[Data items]
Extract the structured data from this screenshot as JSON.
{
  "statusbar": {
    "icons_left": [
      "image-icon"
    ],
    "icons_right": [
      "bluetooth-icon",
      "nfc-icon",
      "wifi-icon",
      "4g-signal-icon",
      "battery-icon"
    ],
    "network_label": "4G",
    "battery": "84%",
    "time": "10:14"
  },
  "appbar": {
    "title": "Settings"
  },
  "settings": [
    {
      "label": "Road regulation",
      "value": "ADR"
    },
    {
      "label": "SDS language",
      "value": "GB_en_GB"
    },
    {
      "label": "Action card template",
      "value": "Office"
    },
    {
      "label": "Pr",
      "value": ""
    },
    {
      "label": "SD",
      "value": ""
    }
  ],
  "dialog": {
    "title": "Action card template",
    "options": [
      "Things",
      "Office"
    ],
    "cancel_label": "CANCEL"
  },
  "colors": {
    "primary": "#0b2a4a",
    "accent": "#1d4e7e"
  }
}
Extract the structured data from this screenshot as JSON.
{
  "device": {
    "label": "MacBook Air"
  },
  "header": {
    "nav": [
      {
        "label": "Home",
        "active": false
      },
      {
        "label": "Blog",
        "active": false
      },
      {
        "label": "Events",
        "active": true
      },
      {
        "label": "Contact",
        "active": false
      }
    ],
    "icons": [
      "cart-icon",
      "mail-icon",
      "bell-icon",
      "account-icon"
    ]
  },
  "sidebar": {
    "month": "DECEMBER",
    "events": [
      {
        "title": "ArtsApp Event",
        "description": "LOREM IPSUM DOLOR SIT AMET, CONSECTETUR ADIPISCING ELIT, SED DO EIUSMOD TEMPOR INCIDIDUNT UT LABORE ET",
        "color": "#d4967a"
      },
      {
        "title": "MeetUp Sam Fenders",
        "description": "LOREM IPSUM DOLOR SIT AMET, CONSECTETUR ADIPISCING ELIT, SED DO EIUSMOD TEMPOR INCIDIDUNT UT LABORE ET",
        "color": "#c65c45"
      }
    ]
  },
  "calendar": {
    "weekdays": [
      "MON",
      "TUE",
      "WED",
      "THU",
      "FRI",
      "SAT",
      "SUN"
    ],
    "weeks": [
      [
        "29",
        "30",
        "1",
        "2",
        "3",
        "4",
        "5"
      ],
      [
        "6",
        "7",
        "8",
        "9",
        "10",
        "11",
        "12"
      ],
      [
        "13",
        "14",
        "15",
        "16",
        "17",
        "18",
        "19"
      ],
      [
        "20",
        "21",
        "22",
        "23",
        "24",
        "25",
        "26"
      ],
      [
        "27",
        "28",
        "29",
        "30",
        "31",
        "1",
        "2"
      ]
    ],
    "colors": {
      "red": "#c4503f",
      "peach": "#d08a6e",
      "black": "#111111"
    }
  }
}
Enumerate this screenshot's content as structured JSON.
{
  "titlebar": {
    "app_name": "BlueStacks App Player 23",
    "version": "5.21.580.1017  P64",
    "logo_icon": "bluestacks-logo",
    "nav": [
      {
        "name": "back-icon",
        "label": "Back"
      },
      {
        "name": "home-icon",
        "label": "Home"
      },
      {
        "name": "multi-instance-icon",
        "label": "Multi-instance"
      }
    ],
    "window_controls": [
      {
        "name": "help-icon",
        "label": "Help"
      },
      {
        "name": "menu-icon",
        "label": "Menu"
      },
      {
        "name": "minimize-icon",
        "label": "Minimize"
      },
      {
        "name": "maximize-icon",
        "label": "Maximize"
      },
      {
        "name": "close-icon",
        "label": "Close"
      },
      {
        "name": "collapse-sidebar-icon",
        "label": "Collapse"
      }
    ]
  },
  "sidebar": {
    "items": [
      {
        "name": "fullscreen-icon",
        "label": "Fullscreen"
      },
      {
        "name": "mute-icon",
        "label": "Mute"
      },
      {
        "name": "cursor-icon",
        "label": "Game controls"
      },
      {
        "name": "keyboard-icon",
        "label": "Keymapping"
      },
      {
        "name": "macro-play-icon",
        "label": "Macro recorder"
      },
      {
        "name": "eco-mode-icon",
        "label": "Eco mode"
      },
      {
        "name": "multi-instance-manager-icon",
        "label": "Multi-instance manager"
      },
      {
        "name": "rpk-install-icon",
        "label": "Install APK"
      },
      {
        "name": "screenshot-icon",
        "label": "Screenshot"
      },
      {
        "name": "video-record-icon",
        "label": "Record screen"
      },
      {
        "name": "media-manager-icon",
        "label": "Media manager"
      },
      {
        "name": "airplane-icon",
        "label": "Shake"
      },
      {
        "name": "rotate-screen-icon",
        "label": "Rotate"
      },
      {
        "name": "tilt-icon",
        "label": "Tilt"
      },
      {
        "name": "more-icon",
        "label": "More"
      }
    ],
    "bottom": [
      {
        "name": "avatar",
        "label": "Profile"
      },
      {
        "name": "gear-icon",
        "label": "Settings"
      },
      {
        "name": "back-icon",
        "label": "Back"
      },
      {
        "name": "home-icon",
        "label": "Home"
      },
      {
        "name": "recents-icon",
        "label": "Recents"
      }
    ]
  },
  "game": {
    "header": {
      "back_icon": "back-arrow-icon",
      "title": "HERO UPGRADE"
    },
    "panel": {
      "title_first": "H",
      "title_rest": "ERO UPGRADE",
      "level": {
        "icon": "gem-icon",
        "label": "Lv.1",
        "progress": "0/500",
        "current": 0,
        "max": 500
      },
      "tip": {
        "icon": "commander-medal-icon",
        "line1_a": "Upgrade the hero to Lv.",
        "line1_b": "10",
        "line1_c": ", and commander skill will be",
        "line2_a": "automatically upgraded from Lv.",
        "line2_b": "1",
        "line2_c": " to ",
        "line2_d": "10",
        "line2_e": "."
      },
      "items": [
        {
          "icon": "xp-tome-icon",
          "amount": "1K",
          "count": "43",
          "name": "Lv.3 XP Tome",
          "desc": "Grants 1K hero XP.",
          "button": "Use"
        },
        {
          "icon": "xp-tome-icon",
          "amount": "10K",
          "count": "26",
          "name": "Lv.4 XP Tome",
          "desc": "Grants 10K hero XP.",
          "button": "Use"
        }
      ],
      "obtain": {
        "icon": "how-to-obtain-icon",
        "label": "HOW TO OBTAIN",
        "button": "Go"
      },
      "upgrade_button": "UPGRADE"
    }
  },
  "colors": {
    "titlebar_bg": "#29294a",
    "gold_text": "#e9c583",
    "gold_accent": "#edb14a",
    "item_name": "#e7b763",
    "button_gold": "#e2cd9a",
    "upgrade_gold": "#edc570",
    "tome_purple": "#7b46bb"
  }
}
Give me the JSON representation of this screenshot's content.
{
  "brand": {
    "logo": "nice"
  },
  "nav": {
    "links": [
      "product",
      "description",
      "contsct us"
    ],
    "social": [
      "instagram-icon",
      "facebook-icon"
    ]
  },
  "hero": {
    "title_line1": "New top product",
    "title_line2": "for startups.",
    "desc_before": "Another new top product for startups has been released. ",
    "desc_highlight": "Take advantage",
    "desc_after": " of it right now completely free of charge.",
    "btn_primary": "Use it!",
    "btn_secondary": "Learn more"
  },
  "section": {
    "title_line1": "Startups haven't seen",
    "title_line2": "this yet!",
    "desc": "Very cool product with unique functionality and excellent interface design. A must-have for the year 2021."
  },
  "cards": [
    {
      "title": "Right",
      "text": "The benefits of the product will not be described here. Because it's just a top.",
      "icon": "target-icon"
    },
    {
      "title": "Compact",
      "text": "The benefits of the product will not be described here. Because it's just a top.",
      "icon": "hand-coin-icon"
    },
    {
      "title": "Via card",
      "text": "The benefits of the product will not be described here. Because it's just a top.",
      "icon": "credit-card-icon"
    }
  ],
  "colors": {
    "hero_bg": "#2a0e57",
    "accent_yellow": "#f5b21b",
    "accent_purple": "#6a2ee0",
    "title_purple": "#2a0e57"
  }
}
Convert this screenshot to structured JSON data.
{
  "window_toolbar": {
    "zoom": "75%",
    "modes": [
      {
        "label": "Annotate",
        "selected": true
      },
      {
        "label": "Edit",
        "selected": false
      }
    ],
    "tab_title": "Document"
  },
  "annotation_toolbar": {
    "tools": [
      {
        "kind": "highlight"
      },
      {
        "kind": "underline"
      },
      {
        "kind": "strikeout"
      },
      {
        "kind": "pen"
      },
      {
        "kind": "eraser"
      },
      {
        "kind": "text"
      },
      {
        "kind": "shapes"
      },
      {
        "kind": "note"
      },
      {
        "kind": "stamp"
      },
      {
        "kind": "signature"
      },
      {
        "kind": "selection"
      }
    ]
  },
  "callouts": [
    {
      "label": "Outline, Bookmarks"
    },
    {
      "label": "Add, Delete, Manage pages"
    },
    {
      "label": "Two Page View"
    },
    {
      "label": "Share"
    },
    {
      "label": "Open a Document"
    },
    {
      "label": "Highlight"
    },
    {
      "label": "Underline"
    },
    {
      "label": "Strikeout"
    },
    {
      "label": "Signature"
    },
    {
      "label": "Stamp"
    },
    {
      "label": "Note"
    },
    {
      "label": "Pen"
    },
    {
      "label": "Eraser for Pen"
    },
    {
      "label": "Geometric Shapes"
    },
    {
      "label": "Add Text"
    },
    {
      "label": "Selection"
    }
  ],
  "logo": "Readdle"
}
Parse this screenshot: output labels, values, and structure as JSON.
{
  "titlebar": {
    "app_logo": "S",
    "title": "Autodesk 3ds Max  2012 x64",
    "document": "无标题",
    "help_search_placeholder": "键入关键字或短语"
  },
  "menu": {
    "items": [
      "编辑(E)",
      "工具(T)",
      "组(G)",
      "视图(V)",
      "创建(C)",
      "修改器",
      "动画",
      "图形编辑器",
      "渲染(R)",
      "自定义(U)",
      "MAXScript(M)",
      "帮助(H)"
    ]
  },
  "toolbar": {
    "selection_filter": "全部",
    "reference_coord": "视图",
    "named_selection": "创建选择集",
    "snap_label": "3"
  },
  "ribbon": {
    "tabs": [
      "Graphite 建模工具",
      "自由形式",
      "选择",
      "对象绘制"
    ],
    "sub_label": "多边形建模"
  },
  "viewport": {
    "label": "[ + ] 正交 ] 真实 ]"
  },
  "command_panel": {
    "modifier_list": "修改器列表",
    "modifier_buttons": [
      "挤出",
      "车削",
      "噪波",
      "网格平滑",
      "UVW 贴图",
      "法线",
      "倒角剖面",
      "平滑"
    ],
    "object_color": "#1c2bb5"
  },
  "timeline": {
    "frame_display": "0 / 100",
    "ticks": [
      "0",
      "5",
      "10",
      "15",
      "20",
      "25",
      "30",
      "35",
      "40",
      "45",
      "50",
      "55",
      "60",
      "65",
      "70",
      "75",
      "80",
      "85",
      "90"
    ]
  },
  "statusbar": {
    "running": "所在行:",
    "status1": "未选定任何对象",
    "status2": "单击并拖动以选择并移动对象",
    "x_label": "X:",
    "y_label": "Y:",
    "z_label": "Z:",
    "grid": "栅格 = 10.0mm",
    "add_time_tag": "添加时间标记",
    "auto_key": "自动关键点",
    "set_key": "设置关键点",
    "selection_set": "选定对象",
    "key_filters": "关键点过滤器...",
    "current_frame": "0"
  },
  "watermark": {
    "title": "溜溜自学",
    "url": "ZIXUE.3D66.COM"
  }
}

> **STATED TASK**
Extract every line from the one containing "Parse this screenshot: output" through the last line of the data, inclusive, exactly as written.

> **TASK OUTPUT**
Parse this screenshot: output labels, values, and structure as JSON.
{
  "titlebar": {
    "app_logo": "S",
    "title": "Autodesk 3ds Max  2012 x64",
    "document": "无标题",
    "help_search_placeholder": "键入关键字或短语"
  },
  "menu": {
    "items": [
      "编辑(E)",
      "工具(T)",
      "组(G)",
      "视图(V)",
      "创建(C)",
      "修改器",
      "动画",
      "图形编辑器",
      "渲染(R)",
      "自定义(U)",
      "MAXScript(M)",
      "帮助(H)"
    ]
  },
  "toolbar": {
    "selection_filter": "全部",
    "reference_coord": "视图",
    "named_selection": "创建选择集",
    "snap_label": "3"
  },
  "ribbon": {
    "tabs": [
      "Graphite 建模工具",
      "自由形式",
      "选择",
      "对象绘制"
    ],
    "sub_label": "多边形建模"
  },
  "viewport": {
    "label": "[ + ] 正交 ] 真实 ]"
  },
  "command_panel": {
    "modifier_list": "修改器列表",
    "modifier_buttons": [
      "挤出",
      "车削",
      "噪波",
      "网格平滑",
      "UVW 贴图",
      "法线",
      "倒角剖面",
      "平滑"
    ],
    "object_color": "#1c2bb5"
  },
  "timeline": {
    "frame_display": "0 / 100",
    "ticks": [
      "0",
      "5",
      "10",
      "15",
      "20",
      "25",
      "30",
      "35",
      "40",
      "45",
      "50",
      "55",
      "60",
      "65",
      "70",
      "75",
      "80",
      "85",
      "90"
    ]
  },
  "statusbar": {
    "running": "所在行:",
    "status1": "未选定任何对象",
    "status2": "单击并拖动以选择并移动对象",
    "x_label": "X:",
    "y_label": "Y:",
    "z_label": "Z:",
    "grid": "栅格 = 10.0mm",
    "add_time_tag": "添加时间标记",
    "auto_key": "自动关键点",
    "set_key": "设置关键点",
    "selection_set": "选定对象",
    "key_filters": "关键点过滤器...",
    "current_frame": "0"
  },
  "watermark": {
    "title": "溜溜自学",
    "url": "ZIXUE.3D66.COM"
  }
}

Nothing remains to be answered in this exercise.